- Stated exercise
Copy the lines below as they are; omit the images they contain.

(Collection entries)

....................

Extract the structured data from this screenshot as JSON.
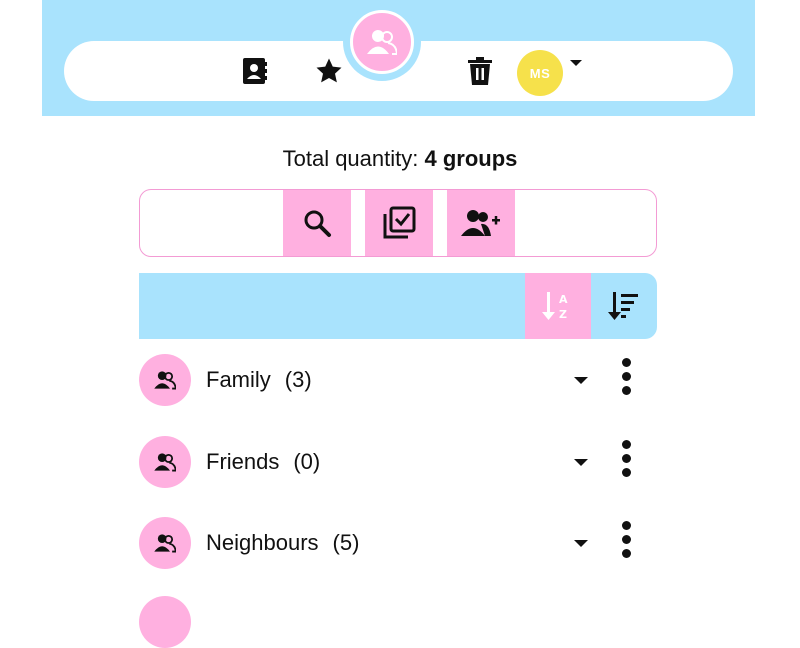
{
  "header": {
    "nav_icons": [
      "address-book-icon",
      "star-icon",
      "trash-icon"
    ],
    "center_icon": "users-icon",
    "user": {
      "initials": "MS",
      "badge_color": "#f6e14b"
    },
    "bar_color": "#a9e3fd",
    "accent_color": "#ffb0e0"
  },
  "summary": {
    "label": "Total quantity:",
    "value": "4 groups"
  },
  "toolbar": {
    "buttons": [
      "search-icon",
      "select-multiple-icon",
      "add-user-icon"
    ]
  },
  "sortbar": {
    "buttons": [
      "sort-alpha-icon",
      "sort-list-icon"
    ]
  },
  "groups": [
    {
      "name": "Family",
      "count": "(3)"
    },
    {
      "name": "Friends",
      "count": "(0)"
    },
    {
      "name": "Neighbours",
      "count": "(5)"
    }
  ]
}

....................

- Output of the exercise
Extract the structured data from this screenshot as JSON.
{
  "header": {
    "nav_icons": [
      "address-book-icon",
      "star-icon",
      "trash-icon"
    ],
    "center_icon": "users-icon",
    "user": {
      "initials": "MS",
      "badge_color": "#f6e14b"
    },
    "bar_color": "#a9e3fd",
    "accent_color": "#ffb0e0"
  },
  "summary": {
    "label": "Total quantity:",
    "value": "4 groups"
  },
  "toolbar": {
    "buttons": [
      "search-icon",
      "select-multiple-icon",
      "add-user-icon"
    ]
  },
  "sortbar": {
    "buttons": [
      "sort-alpha-icon",
      "sort-list-icon"
    ]
  },
  "groups": [
    {
      "name": "Family",
      "count": "(3)"
    },
    {
      "name": "Friends",
      "count": "(0)"
    },
    {
      "name": "Neighbours",
      "count": "(5)"
    }
  ]
}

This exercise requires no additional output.